— Begin Records for this exercise —
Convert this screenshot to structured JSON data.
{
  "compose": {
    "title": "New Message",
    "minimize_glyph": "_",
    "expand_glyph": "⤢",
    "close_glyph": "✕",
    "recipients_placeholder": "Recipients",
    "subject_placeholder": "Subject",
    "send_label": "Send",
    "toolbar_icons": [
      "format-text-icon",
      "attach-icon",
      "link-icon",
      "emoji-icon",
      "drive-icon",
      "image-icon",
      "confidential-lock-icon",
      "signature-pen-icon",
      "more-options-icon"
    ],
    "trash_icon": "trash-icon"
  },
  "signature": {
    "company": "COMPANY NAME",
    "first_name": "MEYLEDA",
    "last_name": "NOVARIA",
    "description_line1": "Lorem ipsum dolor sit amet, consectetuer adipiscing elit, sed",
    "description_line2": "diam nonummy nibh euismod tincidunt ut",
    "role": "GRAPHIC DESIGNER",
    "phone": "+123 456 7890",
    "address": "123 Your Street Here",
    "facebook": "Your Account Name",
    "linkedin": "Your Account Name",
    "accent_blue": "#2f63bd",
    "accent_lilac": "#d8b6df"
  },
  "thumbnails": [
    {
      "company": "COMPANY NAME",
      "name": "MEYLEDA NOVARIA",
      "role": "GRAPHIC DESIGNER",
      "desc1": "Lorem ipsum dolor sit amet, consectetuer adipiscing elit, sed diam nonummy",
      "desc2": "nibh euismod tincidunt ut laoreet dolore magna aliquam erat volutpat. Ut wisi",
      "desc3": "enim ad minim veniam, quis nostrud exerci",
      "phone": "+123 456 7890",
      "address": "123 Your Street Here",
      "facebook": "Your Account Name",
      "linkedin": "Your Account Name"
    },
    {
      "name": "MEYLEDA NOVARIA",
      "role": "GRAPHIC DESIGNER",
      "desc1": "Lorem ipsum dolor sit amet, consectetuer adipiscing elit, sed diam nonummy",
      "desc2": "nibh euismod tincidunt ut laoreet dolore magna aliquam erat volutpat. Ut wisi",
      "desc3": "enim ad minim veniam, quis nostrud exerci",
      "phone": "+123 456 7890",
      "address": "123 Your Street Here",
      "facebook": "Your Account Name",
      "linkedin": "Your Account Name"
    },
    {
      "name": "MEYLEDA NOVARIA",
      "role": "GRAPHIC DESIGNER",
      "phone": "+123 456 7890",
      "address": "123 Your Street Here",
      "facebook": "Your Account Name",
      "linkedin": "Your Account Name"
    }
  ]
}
— End Records for this exercise —
Copy all of the material word for word.

* _Reply_:
Convert this screenshot to structured JSON data.
{
  "compose": {
    "title": "New Message",
    "minimize_glyph": "_",
    "expand_glyph": "⤢",
    "close_glyph": "✕",
    "recipients_placeholder": "Recipients",
    "subject_placeholder": "Subject",
    "send_label": "Send",
    "toolbar_icons": [
      "format-text-icon",
      "attach-icon",
      "link-icon",
      "emoji-icon",
      "drive-icon",
      "image-icon",
      "confidential-lock-icon",
      "signature-pen-icon",
      "more-options-icon"
    ],
    "trash_icon": "trash-icon"
  },
  "signature": {
    "company": "COMPANY NAME",
    "first_name": "MEYLEDA",
    "last_name": "NOVARIA",
    "description_line1": "Lorem ipsum dolor sit amet, consectetuer adipiscing elit, sed",
    "description_line2": "diam nonummy nibh euismod tincidunt ut",
    "role": "GRAPHIC DESIGNER",
    "phone": "+123 456 7890",
    "address": "123 Your Street Here",
    "facebook": "Your Account Name",
    "linkedin": "Your Account Name",
    "accent_blue": "#2f63bd",
    "accent_lilac": "#d8b6df"
  },
  "thumbnails": [
    {
      "company": "COMPANY NAME",
      "name": "MEYLEDA NOVARIA",
      "role": "GRAPHIC DESIGNER",
      "desc1": "Lorem ipsum dolor sit amet, consectetuer adipiscing elit, sed diam nonummy",
      "desc2": "nibh euismod tincidunt ut laoreet dolore magna aliquam erat volutpat. Ut wisi",
      "desc3": "enim ad minim veniam, quis nostrud exerci",
      "phone": "+123 456 7890",
      "address": "123 Your Street Here",
      "facebook": "Your Account Name",
      "linkedin": "Your Account Name"
    },
    {
      "name": "MEYLEDA NOVARIA",
      "role": "GRAPHIC DESIGNER",
      "desc1": "Lorem ipsum dolor sit amet, consectetuer adipiscing elit, sed diam nonummy",
      "desc2": "nibh euismod tincidunt ut laoreet dolore magna aliquam erat volutpat. Ut wisi",
      "desc3": "enim ad minim veniam, quis nostrud exerci",
      "phone": "+123 456 7890",
      "address": "123 Your Street Here",
      "facebook": "Your Account Name",
      "linkedin": "Your Account Name"
    },
    {
      "name": "MEYLEDA NOVARIA",
      "role": "GRAPHIC DESIGNER",
      "phone": "+123 456 7890",
      "address": "123 Your Street Here",
      "facebook": "Your Account Name",
      "linkedin": "Your Account Name"
    }
  ]
}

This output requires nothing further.